Written problem. No images are to be carried over; print all other material exactly as it stands.

#### Data rows ####

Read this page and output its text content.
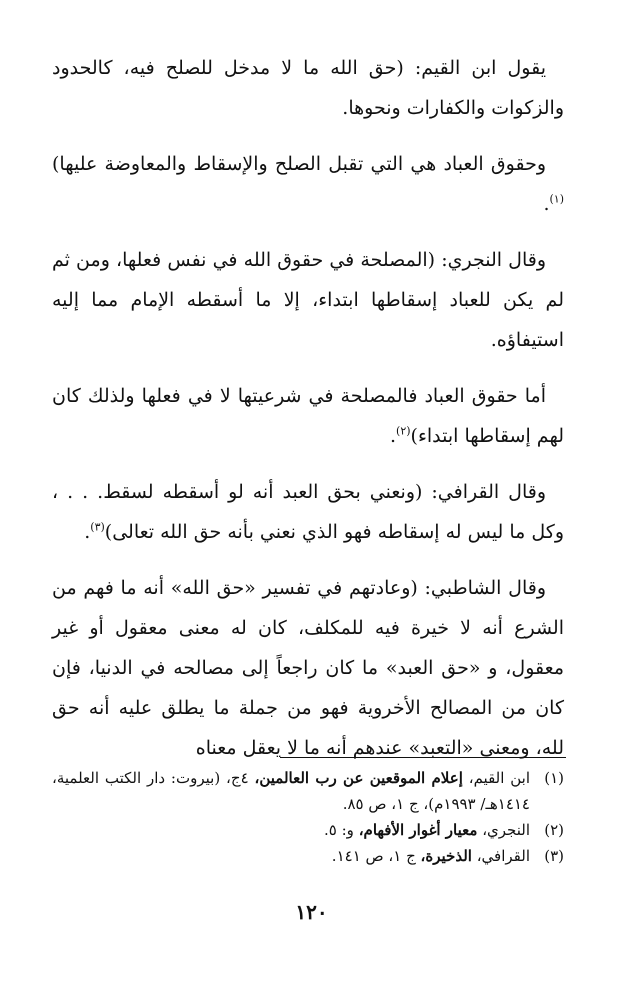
يقول ابن القيم: (حق الله ما لا مدخل للصلح فيه، كالحدود والزكوات والكفارات ونحوها.

وحقوق العباد هي التي تقبل الصلح والإسقاط والمعاوضة عليها)$^{(١)}$.

وقال النجري: (المصلحة في حقوق الله في نفس فعلها، ومن ثم لم يكن للعباد إسقاطها ابتداء، إلا ما أسقطه الإمام مما إليه استيفاؤه.

أما حقوق العباد فالمصلحة في شرعيتها لا في فعلها ولذلك كان لهم إسقاطها ابتداء)$^{(٢)}$.

وقال القرافي: (ونعني بحق العبد أنه لو أسقطه لسقط. . . ، وكل ما ليس له إسقاطه فهو الذي نعني بأنه حق الله تعالى)$^{(٣)}$.

وقال الشاطبي: (وعادتهم في تفسير «حق الله» أنه ما فهم من الشرع أنه لا خيرة فيه للمكلف، كان له معنى معقول أو غير معقول، و «حق العبد» ما كان راجعاً إلى مصالحه في الدنيا، فإن كان من المصالح الأخروية فهو من جملة ما يطلق عليه أنه حق لله، ومعنى «التعبد» عندهم أنه ما لا يعقل معناه

(١)
ابن القيم، إعلام الموقعين عن رب العالمين، ٤ج، (بيروت: دار الكتب العلمية، ١٤١٤هـ/ ١٩٩٣م)، ج ١، ص ٨٥.

(٢)
النجري، معيار أغوار الأفهام، و: ٥.

(٣)
القرافي، الذخيرة، ج ١، ص ١٤١.

١٢٠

####

Response to this task.
Read this page and output its text content.
يقول ابن القيم: (حق الله ما لا مدخل للصلح فيه، كالحدود والزكوات والكفارات ونحوها.

وحقوق العباد هي التي تقبل الصلح والإسقاط والمعاوضة عليها)$^{(١)}$.

وقال النجري: (المصلحة في حقوق الله في نفس فعلها، ومن ثم لم يكن للعباد إسقاطها ابتداء، إلا ما أسقطه الإمام مما إليه استيفاؤه.

أما حقوق العباد فالمصلحة في شرعيتها لا في فعلها ولذلك كان لهم إسقاطها ابتداء)$^{(٢)}$.

وقال القرافي: (ونعني بحق العبد أنه لو أسقطه لسقط. . . ، وكل ما ليس له إسقاطه فهو الذي نعني بأنه حق الله تعالى)$^{(٣)}$.

وقال الشاطبي: (وعادتهم في تفسير «حق الله» أنه ما فهم من الشرع أنه لا خيرة فيه للمكلف، كان له معنى معقول أو غير معقول، و «حق العبد» ما كان راجعاً إلى مصالحه في الدنيا، فإن كان من المصالح الأخروية فهو من جملة ما يطلق عليه أنه حق لله، ومعنى «التعبد» عندهم أنه ما لا يعقل معناه

(١)
ابن القيم، إعلام الموقعين عن رب العالمين، ٤ج، (بيروت: دار الكتب العلمية، ١٤١٤هـ/ ١٩٩٣م)، ج ١، ص ٨٥.

(٢)
النجري، معيار أغوار الأفهام، و: ٥.

(٣)
القرافي، الذخيرة، ج ١، ص ١٤١.

١٢٠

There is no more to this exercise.